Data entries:
** start **

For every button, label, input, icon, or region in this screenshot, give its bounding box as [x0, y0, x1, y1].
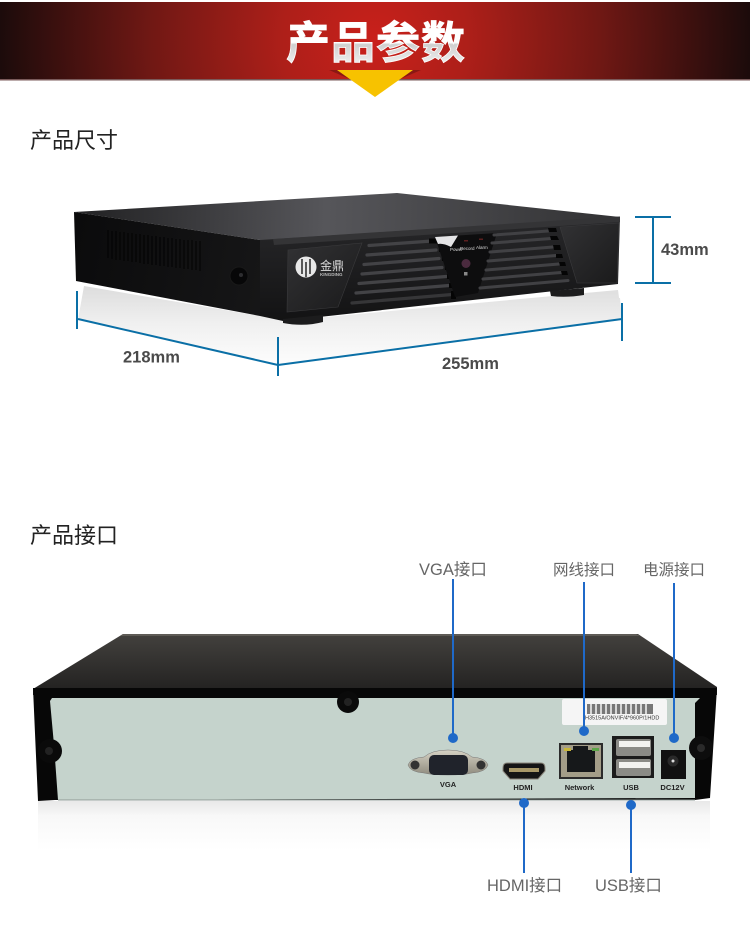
icon: yellow down arrow — [329, 70, 421, 97]
dimension: width 255mm — [278, 303, 622, 376]
panel: front product photo: Power — [450, 247, 463, 252]
device side — [74, 212, 260, 316]
callout: power: 电源接口 — [643, 561, 705, 579]
panel: front product photo: Alarm — [476, 245, 488, 250]
callout: network — [553, 561, 615, 736]
VGA port — [408, 750, 488, 789]
screws — [337, 691, 359, 713]
network port — [559, 743, 603, 792]
logo: KINGDING — [320, 272, 343, 277]
DC power port — [660, 750, 686, 792]
barcode sticker: H3515A/ONVIF/4*960P/1HDD — [585, 716, 659, 722]
callout: HDMI: HDMI接口 — [487, 876, 562, 895]
panel: front product photo: Record — [460, 246, 475, 251]
network port: Network — [565, 783, 595, 792]
callout: network: 网线接口 — [553, 561, 615, 579]
device front — [260, 217, 620, 321]
USB port — [612, 736, 654, 792]
barcode sticker — [562, 699, 667, 725]
header banner — [0, 2, 750, 80]
side vent — [108, 230, 200, 271]
callout: VGA — [419, 560, 487, 743]
device top — [74, 193, 620, 240]
callout: VGA: VGA接口 — [419, 560, 487, 579]
VGA port: VGA — [440, 780, 457, 789]
rear frame — [33, 688, 717, 801]
dimension: height 43mm: 43mm — [661, 241, 709, 259]
logo — [296, 256, 344, 278]
dimension: depth 218mm — [77, 291, 278, 366]
callout: USB: USB接口 — [595, 876, 662, 895]
panel: front product photo — [74, 193, 622, 366]
side knob — [230, 267, 248, 285]
center panel — [435, 233, 497, 297]
heading: product ports: 产品接口 — [30, 523, 118, 548]
heading: product size: 产品尺寸 — [30, 128, 118, 153]
left grill — [352, 241, 452, 303]
callout: USB — [595, 800, 662, 895]
feet — [283, 315, 323, 325]
dimension: height 43mm — [635, 217, 709, 283]
dimension: width 255mm: 255mm — [442, 355, 499, 373]
rear plate — [50, 698, 700, 800]
rear top — [33, 634, 717, 695]
HDMI port: HDMI — [513, 783, 533, 792]
right grill — [480, 231, 568, 288]
callout: power — [643, 561, 705, 743]
dimension: depth 218mm: 218mm — [123, 348, 180, 366]
callout: HDMI — [487, 798, 562, 895]
logo: 金鼎 — [320, 258, 344, 273]
panel: rear product photo — [33, 634, 717, 851]
DC power port: DC12V — [660, 783, 685, 792]
banner title: 产品参数 — [286, 19, 466, 68]
HDMI port — [503, 763, 545, 792]
logo plate — [287, 243, 362, 312]
USB port: USB — [623, 783, 639, 792]
right plate — [560, 223, 619, 283]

** end **

Reproduce the material above word for word, leaving out the picture.

For every button, label, input, icon, or region in this screenshot, give its bounding box as [x0, y0, x1, y1].
icon: yellow down arrow — [329, 70, 421, 97]
dimension: width 255mm — [278, 303, 622, 376]
panel: front product photo: Power — [450, 247, 463, 252]
device side — [74, 212, 260, 316]
callout: power: 电源接口 — [643, 561, 705, 579]
panel: front product photo: Alarm — [476, 245, 488, 250]
callout: network — [553, 561, 615, 736]
VGA port — [408, 750, 488, 789]
screws — [337, 691, 359, 713]
network port — [559, 743, 603, 792]
logo: KINGDING — [320, 272, 343, 277]
DC power port — [660, 750, 686, 792]
barcode sticker: H3515A/ONVIF/4*960P/1HDD — [585, 716, 659, 722]
callout: HDMI: HDMI接口 — [487, 876, 562, 895]
panel: front product photo: Record — [460, 246, 475, 251]
network port: Network — [565, 783, 595, 792]
callout: network: 网线接口 — [553, 561, 615, 579]
device front — [260, 217, 620, 321]
USB port — [612, 736, 654, 792]
barcode sticker — [562, 699, 667, 725]
header banner — [0, 2, 750, 80]
side vent — [108, 230, 200, 271]
callout: VGA — [419, 560, 487, 743]
device top — [74, 193, 620, 240]
callout: VGA: VGA接口 — [419, 560, 487, 579]
VGA port: VGA — [440, 780, 457, 789]
rear frame — [33, 688, 717, 801]
dimension: height 43mm: 43mm — [661, 241, 709, 259]
logo — [296, 256, 344, 278]
dimension: depth 218mm — [77, 291, 278, 366]
callout: USB: USB接口 — [595, 876, 662, 895]
panel: front product photo — [74, 193, 622, 366]
side knob — [230, 267, 248, 285]
center panel — [435, 233, 497, 297]
heading: product ports: 产品接口 — [30, 523, 118, 548]
heading: product size: 产品尺寸 — [30, 128, 118, 153]
left grill — [352, 241, 452, 303]
callout: USB — [595, 800, 662, 895]
feet — [283, 315, 323, 325]
dimension: height 43mm — [635, 217, 709, 283]
dimension: width 255mm: 255mm — [442, 355, 499, 373]
rear plate — [50, 698, 700, 800]
rear top — [33, 634, 717, 695]
HDMI port: HDMI — [513, 783, 533, 792]
right grill — [480, 231, 568, 288]
callout: power — [643, 561, 705, 743]
dimension: depth 218mm: 218mm — [123, 348, 180, 366]
callout: HDMI — [487, 798, 562, 895]
logo: 金鼎 — [320, 258, 344, 273]
panel: rear product photo — [33, 634, 717, 851]
DC power port: DC12V — [660, 783, 685, 792]
banner title: 产品参数 — [286, 19, 466, 68]
HDMI port — [503, 763, 545, 792]
logo plate — [287, 243, 362, 312]
USB port: USB — [623, 783, 639, 792]
right plate — [560, 223, 619, 283]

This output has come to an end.